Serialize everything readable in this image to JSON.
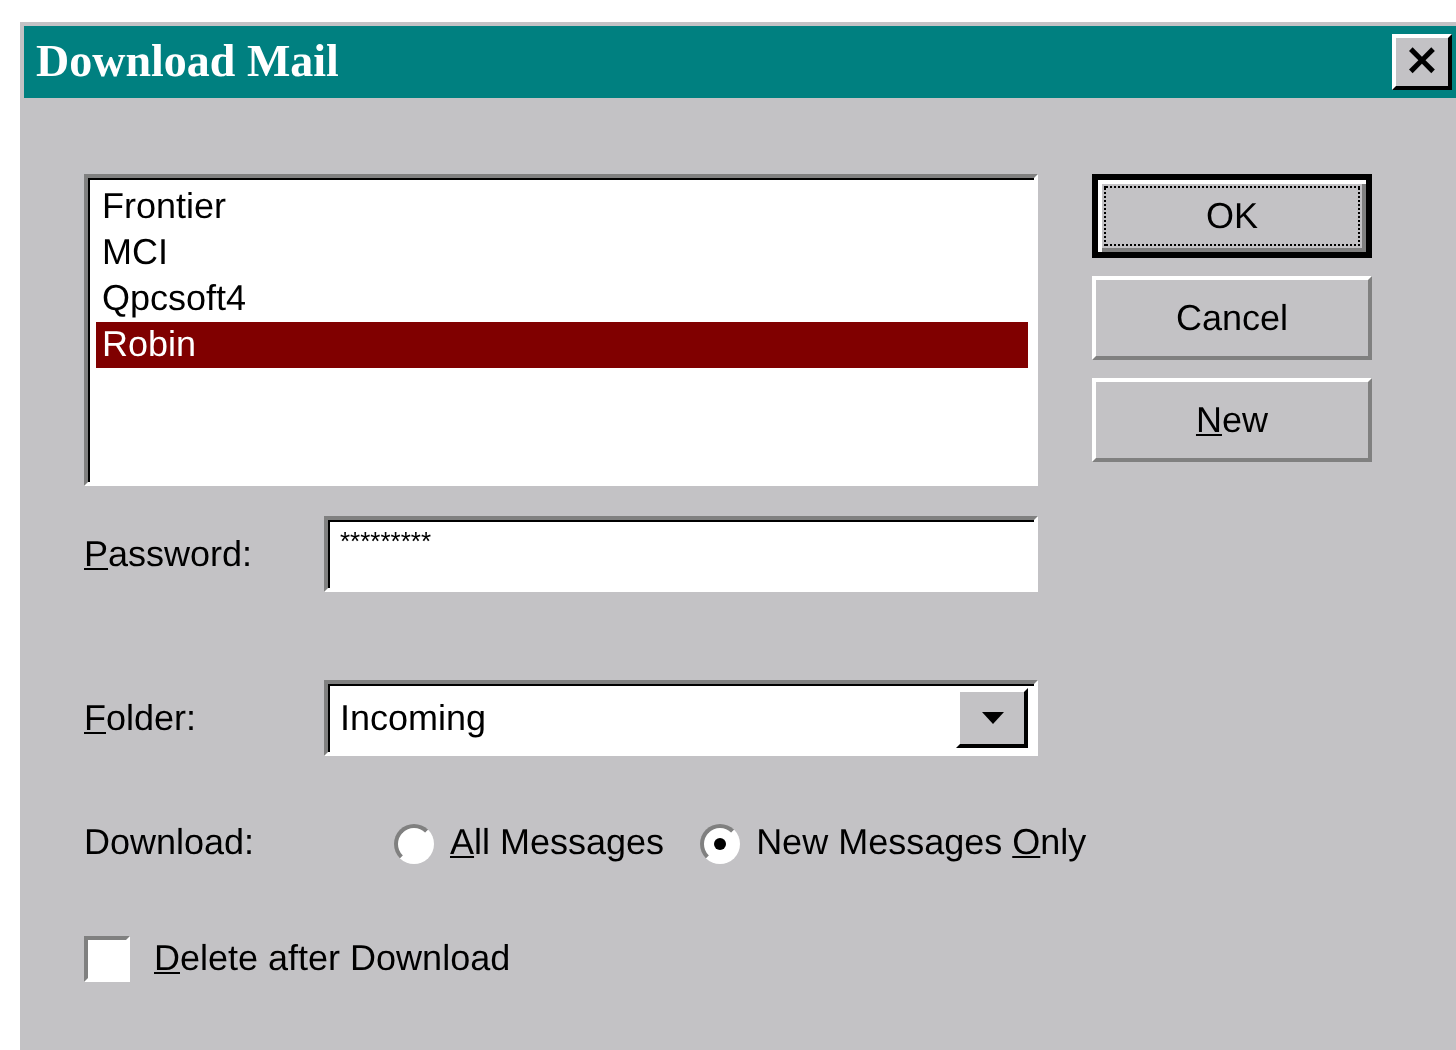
{
  "window": {
    "title": "Download Mail",
    "close": "×"
  },
  "accounts": [
    {
      "label": "Frontier",
      "selected": false
    },
    {
      "label": "MCI",
      "selected": false
    },
    {
      "label": "Qpcsoft4",
      "selected": false
    },
    {
      "label": "Robin",
      "selected": true
    }
  ],
  "buttons": [
    {
      "label": [
        {
          "text": "OK"
        }
      ],
      "default": true
    },
    {
      "label": [
        {
          "text": "Cancel"
        }
      ],
      "default": false
    },
    {
      "label": [
        {
          "key": "N"
        },
        {
          "text": "ew"
        }
      ],
      "default": false
    }
  ],
  "password": {
    "label": [
      {
        "key": "P"
      },
      {
        "text": "assword:"
      }
    ],
    "value": "*********"
  },
  "folder": {
    "label": [
      {
        "key": "F"
      },
      {
        "text": "older:"
      }
    ],
    "value": "Incoming"
  },
  "download": {
    "label": [
      {
        "text": "Download:"
      }
    ],
    "options": [
      {
        "label": [
          {
            "key": "A"
          },
          {
            "text": "ll Messages"
          }
        ],
        "selected": false
      },
      {
        "label": [
          {
            "text": "New Messages "
          },
          {
            "key": "O"
          },
          {
            "text": "nly"
          }
        ],
        "selected": true
      }
    ]
  },
  "delete_after": {
    "label": [
      {
        "key": "D"
      },
      {
        "text": "elete after Download"
      }
    ],
    "checked": false
  }
}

###

What you are asked to do
Look through the material above and pick out each line holding the word "text".

Answer for this exercise
          "text": "OK"
          "text": "Cancel"
          "text": "ew"
        "text": "assword:"
        "text": "older:"
        "text": "Download:"
            "text": "ll Messages"
            "text": "New Messages "
            "text": "nly"
        "text": "elete after Download"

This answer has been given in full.